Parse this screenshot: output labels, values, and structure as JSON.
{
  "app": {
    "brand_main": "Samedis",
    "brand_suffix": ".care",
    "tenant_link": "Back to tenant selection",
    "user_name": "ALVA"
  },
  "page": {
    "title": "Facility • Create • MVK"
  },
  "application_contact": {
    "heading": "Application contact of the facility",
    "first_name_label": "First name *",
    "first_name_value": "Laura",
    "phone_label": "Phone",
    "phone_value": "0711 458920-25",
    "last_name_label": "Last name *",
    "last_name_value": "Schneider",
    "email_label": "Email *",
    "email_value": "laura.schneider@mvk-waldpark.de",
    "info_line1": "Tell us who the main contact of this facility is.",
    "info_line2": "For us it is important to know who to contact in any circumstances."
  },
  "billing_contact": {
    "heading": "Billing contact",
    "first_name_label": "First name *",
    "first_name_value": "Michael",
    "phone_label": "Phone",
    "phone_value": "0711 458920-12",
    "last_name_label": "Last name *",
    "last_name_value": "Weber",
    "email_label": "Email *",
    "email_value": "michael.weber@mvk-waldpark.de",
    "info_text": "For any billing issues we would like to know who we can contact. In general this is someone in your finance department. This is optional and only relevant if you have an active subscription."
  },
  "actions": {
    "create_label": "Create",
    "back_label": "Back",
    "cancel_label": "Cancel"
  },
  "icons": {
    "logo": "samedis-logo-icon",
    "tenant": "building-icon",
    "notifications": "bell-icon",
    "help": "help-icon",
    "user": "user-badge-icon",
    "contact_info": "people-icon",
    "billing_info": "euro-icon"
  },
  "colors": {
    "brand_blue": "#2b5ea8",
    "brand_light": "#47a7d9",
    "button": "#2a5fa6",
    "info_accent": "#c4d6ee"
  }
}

TASK
Reproduce the records word for word.

EXERCISE OUTPUT
Parse this screenshot: output labels, values, and structure as JSON.
{
  "app": {
    "brand_main": "Samedis",
    "brand_suffix": ".care",
    "tenant_link": "Back to tenant selection",
    "user_name": "ALVA"
  },
  "page": {
    "title": "Facility • Create • MVK"
  },
  "application_contact": {
    "heading": "Application contact of the facility",
    "first_name_label": "First name *",
    "first_name_value": "Laura",
    "phone_label": "Phone",
    "phone_value": "0711 458920-25",
    "last_name_label": "Last name *",
    "last_name_value": "Schneider",
    "email_label": "Email *",
    "email_value": "laura.schneider@mvk-waldpark.de",
    "info_line1": "Tell us who the main contact of this facility is.",
    "info_line2": "For us it is important to know who to contact in any circumstances."
  },
  "billing_contact": {
    "heading": "Billing contact",
    "first_name_label": "First name *",
    "first_name_value": "Michael",
    "phone_label": "Phone",
    "phone_value": "0711 458920-12",
    "last_name_label": "Last name *",
    "last_name_value": "Weber",
    "email_label": "Email *",
    "email_value": "michael.weber@mvk-waldpark.de",
    "info_text": "For any billing issues we would like to know who we can contact. In general this is someone in your finance department. This is optional and only relevant if you have an active subscription."
  },
  "actions": {
    "create_label": "Create",
    "back_label": "Back",
    "cancel_label": "Cancel"
  },
  "icons": {
    "logo": "samedis-logo-icon",
    "tenant": "building-icon",
    "notifications": "bell-icon",
    "help": "help-icon",
    "user": "user-badge-icon",
    "contact_info": "people-icon",
    "billing_info": "euro-icon"
  },
  "colors": {
    "brand_blue": "#2b5ea8",
    "brand_light": "#47a7d9",
    "button": "#2a5fa6",
    "info_accent": "#c4d6ee"
  }
}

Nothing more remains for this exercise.